--- ENTRIES SUPPLIED ---
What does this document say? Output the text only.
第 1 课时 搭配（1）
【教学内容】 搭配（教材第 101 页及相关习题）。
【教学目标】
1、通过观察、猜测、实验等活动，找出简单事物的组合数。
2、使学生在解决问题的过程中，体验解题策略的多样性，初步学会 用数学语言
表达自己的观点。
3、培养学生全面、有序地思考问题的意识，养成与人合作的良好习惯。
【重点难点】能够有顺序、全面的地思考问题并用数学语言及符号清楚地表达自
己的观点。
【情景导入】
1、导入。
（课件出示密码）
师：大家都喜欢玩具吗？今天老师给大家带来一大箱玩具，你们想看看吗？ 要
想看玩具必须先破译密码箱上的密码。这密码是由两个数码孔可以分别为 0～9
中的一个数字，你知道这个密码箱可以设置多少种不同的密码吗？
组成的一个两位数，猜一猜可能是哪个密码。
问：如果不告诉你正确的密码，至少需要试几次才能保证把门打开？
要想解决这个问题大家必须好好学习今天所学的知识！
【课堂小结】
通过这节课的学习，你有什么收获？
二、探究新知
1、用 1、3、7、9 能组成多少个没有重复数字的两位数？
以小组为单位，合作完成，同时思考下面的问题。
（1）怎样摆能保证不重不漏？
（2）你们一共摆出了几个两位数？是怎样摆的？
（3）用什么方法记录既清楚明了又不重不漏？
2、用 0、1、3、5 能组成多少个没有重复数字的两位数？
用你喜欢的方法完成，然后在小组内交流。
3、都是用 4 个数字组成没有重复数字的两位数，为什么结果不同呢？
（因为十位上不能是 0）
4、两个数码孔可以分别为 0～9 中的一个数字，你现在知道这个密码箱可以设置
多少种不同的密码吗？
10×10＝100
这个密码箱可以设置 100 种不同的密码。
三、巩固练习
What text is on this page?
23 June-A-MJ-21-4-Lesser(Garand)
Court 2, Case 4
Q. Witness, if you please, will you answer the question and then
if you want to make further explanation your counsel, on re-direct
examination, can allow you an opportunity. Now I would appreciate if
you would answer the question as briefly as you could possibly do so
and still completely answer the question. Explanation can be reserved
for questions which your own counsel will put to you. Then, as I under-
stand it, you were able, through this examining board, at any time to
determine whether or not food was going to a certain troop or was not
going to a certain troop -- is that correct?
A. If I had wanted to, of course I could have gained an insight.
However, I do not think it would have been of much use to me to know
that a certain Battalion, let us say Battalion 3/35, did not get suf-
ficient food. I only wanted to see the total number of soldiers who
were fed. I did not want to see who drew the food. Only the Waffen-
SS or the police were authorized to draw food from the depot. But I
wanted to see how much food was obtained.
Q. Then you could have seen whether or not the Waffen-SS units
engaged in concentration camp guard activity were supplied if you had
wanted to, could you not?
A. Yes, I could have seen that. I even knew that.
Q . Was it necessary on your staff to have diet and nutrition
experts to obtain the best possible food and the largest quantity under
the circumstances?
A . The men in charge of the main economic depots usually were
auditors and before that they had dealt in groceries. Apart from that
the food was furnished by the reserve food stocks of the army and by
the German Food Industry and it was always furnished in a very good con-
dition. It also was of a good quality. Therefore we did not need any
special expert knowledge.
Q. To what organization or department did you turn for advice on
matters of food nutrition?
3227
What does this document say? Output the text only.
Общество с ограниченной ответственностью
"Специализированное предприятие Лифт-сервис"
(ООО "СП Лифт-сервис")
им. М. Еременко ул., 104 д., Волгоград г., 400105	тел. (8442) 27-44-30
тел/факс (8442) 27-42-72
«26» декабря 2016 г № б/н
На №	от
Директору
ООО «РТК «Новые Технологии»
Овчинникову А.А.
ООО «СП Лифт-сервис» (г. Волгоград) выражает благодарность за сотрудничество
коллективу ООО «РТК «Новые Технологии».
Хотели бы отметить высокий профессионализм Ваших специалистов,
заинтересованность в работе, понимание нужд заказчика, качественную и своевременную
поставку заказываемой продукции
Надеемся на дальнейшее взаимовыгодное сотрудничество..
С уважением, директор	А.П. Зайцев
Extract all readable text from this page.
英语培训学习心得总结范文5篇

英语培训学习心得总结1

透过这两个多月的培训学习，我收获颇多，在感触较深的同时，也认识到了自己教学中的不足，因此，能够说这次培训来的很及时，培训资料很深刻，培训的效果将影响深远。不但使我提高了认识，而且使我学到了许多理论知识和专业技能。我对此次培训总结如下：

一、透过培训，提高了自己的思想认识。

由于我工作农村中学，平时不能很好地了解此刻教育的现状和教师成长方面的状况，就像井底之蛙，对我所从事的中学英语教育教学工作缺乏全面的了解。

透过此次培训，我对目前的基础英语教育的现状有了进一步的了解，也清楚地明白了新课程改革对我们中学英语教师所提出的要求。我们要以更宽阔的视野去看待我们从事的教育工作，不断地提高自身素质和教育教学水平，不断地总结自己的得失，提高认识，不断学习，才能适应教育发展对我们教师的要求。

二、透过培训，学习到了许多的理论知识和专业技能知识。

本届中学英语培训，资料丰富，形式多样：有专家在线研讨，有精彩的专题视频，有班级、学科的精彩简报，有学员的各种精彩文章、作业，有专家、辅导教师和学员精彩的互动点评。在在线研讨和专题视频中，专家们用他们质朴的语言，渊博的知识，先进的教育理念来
---
**REQUIRED WORK**
The records above must be output exactly, in full.

**RESPONSE BELOW**
What does this document say? Output the text only.
第 1 课时 搭配（1）
【教学内容】 搭配（教材第 101 页及相关习题）。
【教学目标】
1、通过观察、猜测、实验等活动，找出简单事物的组合数。
2、使学生在解决问题的过程中，体验解题策略的多样性，初步学会 用数学语言
表达自己的观点。
3、培养学生全面、有序地思考问题的意识，养成与人合作的良好习惯。
【重点难点】能够有顺序、全面的地思考问题并用数学语言及符号清楚地表达自
己的观点。
【情景导入】
1、导入。
（课件出示密码）
师：大家都喜欢玩具吗？今天老师给大家带来一大箱玩具，你们想看看吗？ 要
想看玩具必须先破译密码箱上的密码。这密码是由两个数码孔可以分别为 0～9
中的一个数字，你知道这个密码箱可以设置多少种不同的密码吗？
组成的一个两位数，猜一猜可能是哪个密码。
问：如果不告诉你正确的密码，至少需要试几次才能保证把门打开？
要想解决这个问题大家必须好好学习今天所学的知识！
【课堂小结】
通过这节课的学习，你有什么收获？
二、探究新知
1、用 1、3、7、9 能组成多少个没有重复数字的两位数？
以小组为单位，合作完成，同时思考下面的问题。
（1）怎样摆能保证不重不漏？
（2）你们一共摆出了几个两位数？是怎样摆的？
（3）用什么方法记录既清楚明了又不重不漏？
2、用 0、1、3、5 能组成多少个没有重复数字的两位数？
用你喜欢的方法完成，然后在小组内交流。
3、都是用 4 个数字组成没有重复数字的两位数，为什么结果不同呢？
（因为十位上不能是 0）
4、两个数码孔可以分别为 0～9 中的一个数字，你现在知道这个密码箱可以设置
多少种不同的密码吗？
10×10＝100
这个密码箱可以设置 100 种不同的密码。
三、巩固练习
What text is on this page?
23 June-A-MJ-21-4-Lesser(Garand)
Court 2, Case 4
Q. Witness, if you please, will you answer the question and then
if you want to make further explanation your counsel, on re-direct
examination, can allow you an opportunity. Now I would appreciate if
you would answer the question as briefly as you could possibly do so
and still completely answer the question. Explanation can be reserved
for questions which your own counsel will put to you. Then, as I under-
stand it, you were able, through this examining board, at any time to
determine whether or not food was going to a certain troop or was not
going to a certain troop -- is that correct?
A. If I had wanted to, of course I could have gained an insight.
However, I do not think it would have been of much use to me to know
that a certain Battalion, let us say Battalion 3/35, did not get suf-
ficient food. I only wanted to see the total number of soldiers who
were fed. I did not want to see who drew the food. Only the Waffen-
SS or the police were authorized to draw food from the depot. But I
wanted to see how much food was obtained.
Q. Then you could have seen whether or not the Waffen-SS units
engaged in concentration camp guard activity were supplied if you had
wanted to, could you not?
A. Yes, I could have seen that. I even knew that.
Q . Was it necessary on your staff to have diet and nutrition
experts to obtain the best possible food and the largest quantity under
the circumstances?
A . The men in charge of the main economic depots usually were
auditors and before that they had dealt in groceries. Apart from that
the food was furnished by the reserve food stocks of the army and by
the German Food Industry and it was always furnished in a very good con-
dition. It also was of a good quality. Therefore we did not need any
special expert knowledge.
Q. To what organization or department did you turn for advice on
matters of food nutrition?
3227
What does this document say? Output the text only.
Общество с ограниченной ответственностью
"Специализированное предприятие Лифт-сервис"
(ООО "СП Лифт-сервис")
им. М. Еременко ул., 104 д., Волгоград г., 400105	тел. (8442) 27-44-30
тел/факс (8442) 27-42-72
«26» декабря 2016 г № б/н
На №	от
Директору
ООО «РТК «Новые Технологии»
Овчинникову А.А.
ООО «СП Лифт-сервис» (г. Волгоград) выражает благодарность за сотрудничество
коллективу ООО «РТК «Новые Технологии».
Хотели бы отметить высокий профессионализм Ваших специалистов,
заинтересованность в работе, понимание нужд заказчика, качественную и своевременную
поставку заказываемой продукции
Надеемся на дальнейшее взаимовыгодное сотрудничество..
С уважением, директор	А.П. Зайцев
Extract all readable text from this page.
英语培训学习心得总结范文5篇

英语培训学习心得总结1

透过这两个多月的培训学习，我收获颇多，在感触较深的同时，也认识到了自己教学中的不足，因此，能够说这次培训来的很及时，培训资料很深刻，培训的效果将影响深远。不但使我提高了认识，而且使我学到了许多理论知识和专业技能。我对此次培训总结如下：

一、透过培训，提高了自己的思想认识。

由于我工作农村中学，平时不能很好地了解此刻教育的现状和教师成长方面的状况，就像井底之蛙，对我所从事的中学英语教育教学工作缺乏全面的了解。

透过此次培训，我对目前的基础英语教育的现状有了进一步的了解，也清楚地明白了新课程改革对我们中学英语教师所提出的要求。我们要以更宽阔的视野去看待我们从事的教育工作，不断地提高自身素质和教育教学水平，不断地总结自己的得失，提高认识，不断学习，才能适应教育发展对我们教师的要求。

二、透过培训，学习到了许多的理论知识和专业技能知识。

本届中学英语培训，资料丰富，形式多样：有专家在线研讨，有精彩的专题视频，有班级、学科的精彩简报，有学员的各种精彩文章、作业，有专家、辅导教师和学员精彩的互动点评。在在线研讨和专题视频中，专家们用他们质朴的语言，渊博的知识，先进的教育理念来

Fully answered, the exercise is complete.